>> begin

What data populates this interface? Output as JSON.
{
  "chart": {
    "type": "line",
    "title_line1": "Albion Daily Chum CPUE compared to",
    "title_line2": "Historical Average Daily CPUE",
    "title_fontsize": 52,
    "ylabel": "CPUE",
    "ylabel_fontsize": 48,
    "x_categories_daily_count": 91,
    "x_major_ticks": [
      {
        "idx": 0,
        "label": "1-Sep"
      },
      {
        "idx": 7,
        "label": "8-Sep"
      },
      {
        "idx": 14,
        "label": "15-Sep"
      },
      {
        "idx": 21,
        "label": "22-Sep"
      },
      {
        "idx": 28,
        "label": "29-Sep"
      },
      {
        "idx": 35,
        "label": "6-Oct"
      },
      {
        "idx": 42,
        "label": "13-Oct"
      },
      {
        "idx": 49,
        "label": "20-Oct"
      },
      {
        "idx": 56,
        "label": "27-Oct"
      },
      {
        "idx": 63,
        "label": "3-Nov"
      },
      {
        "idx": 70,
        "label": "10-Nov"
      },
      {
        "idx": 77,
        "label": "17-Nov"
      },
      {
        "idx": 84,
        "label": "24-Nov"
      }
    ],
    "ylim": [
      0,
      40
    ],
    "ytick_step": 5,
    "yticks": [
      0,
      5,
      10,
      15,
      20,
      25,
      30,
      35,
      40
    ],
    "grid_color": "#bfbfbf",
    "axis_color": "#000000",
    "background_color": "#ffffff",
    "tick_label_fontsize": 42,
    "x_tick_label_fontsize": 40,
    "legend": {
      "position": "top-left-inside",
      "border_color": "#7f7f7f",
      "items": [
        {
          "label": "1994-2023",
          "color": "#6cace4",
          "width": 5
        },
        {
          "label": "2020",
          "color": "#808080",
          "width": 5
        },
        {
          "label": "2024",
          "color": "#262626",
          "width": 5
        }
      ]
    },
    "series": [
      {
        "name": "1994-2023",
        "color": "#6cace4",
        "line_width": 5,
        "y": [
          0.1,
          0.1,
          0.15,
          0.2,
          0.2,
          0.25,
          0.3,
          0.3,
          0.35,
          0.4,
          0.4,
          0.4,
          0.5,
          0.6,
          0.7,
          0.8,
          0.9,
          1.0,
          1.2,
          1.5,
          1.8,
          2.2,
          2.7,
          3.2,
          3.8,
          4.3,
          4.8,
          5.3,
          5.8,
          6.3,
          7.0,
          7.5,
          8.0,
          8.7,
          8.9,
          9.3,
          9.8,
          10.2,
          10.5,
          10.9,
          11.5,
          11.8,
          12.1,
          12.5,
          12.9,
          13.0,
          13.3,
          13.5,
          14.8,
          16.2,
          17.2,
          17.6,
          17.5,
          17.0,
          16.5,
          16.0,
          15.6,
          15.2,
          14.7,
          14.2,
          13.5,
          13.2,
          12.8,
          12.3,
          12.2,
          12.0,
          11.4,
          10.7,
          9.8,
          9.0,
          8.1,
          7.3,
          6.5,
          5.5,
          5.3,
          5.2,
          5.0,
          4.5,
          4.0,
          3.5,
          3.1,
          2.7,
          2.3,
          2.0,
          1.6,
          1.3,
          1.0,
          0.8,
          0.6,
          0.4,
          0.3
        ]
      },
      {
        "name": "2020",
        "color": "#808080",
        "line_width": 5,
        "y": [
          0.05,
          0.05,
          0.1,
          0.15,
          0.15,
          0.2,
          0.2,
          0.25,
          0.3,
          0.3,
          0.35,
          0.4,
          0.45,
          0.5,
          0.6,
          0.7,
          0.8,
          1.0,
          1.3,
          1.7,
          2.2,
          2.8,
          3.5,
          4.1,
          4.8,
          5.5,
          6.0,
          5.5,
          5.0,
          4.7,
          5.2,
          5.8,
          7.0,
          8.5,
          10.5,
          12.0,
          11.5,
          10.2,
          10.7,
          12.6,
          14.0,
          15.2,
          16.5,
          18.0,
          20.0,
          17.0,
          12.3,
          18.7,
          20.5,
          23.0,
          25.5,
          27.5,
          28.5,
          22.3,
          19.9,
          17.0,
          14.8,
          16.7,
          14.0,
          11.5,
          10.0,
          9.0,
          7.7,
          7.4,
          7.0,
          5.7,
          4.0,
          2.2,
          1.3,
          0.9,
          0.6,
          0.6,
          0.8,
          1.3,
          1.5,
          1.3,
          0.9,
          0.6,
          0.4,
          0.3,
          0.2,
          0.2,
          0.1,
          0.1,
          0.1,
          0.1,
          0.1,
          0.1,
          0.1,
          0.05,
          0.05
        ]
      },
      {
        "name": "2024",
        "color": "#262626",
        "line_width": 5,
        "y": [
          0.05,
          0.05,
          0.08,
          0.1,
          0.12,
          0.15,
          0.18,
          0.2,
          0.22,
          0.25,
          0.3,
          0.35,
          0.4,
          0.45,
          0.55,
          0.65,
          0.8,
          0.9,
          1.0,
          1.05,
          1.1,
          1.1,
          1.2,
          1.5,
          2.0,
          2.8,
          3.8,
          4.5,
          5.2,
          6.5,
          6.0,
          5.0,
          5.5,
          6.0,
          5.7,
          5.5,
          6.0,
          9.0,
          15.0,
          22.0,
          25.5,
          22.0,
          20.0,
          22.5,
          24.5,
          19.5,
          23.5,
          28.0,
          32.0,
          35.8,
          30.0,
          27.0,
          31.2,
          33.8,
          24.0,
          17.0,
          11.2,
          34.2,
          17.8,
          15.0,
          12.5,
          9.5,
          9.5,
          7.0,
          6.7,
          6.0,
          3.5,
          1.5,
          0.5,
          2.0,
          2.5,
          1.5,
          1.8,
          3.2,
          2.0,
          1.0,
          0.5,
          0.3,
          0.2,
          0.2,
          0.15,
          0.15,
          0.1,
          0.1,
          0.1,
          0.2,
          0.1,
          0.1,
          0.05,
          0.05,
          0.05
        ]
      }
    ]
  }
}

>> end

_To do_.
Supply the count of lines in the entries that contain the word "CPUE", and nothing besides.

_Solved exercise_.
3